• _The problem_: Lines containing the string "color" are to be collected in full.

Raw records
○ ○ ○
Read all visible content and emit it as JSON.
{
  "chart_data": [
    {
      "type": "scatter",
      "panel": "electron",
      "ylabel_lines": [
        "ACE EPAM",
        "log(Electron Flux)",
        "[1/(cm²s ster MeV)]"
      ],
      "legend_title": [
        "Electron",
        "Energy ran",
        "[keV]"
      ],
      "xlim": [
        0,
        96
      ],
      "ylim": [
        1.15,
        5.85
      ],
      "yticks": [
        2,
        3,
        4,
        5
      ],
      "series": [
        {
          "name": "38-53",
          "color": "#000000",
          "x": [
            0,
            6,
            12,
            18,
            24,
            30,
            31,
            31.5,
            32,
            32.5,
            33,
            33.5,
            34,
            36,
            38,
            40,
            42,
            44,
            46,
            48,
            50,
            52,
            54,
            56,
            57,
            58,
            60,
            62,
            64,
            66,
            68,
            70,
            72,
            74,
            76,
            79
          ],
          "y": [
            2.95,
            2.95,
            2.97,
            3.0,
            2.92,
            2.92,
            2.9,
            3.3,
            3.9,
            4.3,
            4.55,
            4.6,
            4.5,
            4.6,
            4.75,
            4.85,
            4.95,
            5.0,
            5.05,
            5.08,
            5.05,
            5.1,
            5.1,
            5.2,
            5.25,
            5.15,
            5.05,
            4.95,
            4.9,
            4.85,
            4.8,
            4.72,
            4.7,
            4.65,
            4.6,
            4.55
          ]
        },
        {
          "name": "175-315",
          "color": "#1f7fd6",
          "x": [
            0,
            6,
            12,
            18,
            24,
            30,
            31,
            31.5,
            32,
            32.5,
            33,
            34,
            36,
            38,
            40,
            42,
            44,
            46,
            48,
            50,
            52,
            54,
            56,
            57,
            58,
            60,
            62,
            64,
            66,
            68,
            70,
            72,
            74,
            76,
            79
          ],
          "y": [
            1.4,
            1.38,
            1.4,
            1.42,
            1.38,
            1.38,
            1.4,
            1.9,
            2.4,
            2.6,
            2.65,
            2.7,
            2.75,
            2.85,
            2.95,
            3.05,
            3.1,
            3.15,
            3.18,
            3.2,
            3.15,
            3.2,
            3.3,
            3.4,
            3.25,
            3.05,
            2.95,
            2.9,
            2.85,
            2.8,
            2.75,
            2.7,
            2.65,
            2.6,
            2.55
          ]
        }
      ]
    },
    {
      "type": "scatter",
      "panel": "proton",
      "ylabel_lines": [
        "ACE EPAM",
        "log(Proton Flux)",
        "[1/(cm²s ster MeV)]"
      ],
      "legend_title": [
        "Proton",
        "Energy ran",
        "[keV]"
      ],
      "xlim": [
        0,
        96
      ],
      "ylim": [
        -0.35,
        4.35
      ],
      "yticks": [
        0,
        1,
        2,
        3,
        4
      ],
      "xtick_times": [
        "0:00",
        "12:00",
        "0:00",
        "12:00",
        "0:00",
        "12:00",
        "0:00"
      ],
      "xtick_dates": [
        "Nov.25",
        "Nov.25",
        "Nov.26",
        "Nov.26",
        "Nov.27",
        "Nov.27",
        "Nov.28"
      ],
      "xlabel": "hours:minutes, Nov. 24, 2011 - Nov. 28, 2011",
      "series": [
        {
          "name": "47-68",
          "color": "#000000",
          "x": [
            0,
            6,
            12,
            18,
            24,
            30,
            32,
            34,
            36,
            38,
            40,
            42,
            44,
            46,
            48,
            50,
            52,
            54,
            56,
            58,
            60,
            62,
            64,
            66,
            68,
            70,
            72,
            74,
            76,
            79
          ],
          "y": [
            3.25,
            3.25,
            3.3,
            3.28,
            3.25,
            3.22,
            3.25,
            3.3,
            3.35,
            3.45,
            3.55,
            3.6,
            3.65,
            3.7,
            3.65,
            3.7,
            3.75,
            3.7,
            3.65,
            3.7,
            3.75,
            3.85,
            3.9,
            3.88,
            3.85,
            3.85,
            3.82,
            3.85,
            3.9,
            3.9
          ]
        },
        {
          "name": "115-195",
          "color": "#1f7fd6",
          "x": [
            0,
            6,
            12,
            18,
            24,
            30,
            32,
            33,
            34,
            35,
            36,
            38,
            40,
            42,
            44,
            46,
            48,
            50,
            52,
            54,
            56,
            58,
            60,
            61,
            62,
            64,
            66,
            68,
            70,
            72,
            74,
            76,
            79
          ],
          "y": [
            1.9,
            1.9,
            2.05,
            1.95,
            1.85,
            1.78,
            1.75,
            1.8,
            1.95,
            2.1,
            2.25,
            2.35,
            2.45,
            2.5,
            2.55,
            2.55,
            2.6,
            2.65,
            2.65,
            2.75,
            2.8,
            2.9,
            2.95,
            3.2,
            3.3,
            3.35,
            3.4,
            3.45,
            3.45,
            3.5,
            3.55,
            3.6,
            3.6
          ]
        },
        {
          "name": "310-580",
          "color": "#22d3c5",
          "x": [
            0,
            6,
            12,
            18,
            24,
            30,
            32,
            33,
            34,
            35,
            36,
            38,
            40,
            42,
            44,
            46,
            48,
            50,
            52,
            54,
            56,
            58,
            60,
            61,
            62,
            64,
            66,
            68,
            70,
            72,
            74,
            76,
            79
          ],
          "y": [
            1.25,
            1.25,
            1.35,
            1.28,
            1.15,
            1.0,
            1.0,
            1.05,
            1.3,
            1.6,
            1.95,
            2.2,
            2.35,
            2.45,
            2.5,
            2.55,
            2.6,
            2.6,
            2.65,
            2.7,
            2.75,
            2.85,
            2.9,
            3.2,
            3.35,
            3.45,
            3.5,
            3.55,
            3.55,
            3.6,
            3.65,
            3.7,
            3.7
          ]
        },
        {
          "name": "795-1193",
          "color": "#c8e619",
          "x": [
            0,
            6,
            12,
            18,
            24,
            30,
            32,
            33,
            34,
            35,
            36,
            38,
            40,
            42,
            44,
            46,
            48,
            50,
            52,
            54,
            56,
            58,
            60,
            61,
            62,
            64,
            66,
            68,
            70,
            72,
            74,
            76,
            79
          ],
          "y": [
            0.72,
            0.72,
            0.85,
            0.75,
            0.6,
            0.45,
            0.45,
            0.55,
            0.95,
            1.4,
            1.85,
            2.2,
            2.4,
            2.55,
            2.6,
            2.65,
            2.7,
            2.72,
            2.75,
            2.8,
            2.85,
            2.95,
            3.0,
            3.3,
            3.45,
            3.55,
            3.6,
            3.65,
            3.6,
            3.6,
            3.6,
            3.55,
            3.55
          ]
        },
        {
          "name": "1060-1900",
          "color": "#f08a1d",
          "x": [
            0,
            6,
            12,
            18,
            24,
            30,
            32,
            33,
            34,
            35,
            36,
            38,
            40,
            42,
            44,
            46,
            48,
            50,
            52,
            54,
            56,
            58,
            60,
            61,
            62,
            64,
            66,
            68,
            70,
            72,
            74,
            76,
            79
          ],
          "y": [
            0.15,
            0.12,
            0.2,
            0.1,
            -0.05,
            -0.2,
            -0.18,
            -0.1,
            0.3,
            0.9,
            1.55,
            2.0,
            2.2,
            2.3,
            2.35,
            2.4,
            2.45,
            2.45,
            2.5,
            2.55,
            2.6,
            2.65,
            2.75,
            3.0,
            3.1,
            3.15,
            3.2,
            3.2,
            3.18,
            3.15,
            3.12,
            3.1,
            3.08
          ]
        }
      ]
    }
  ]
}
○ ○ ○
• _Exercise solution_:
          "color": "#000000",
          "color": "#1f7fd6",
          "color": "#000000",
          "color": "#1f7fd6",
          "color": "#22d3c5",
          "color": "#c8e619",
          "color": "#f08a1d",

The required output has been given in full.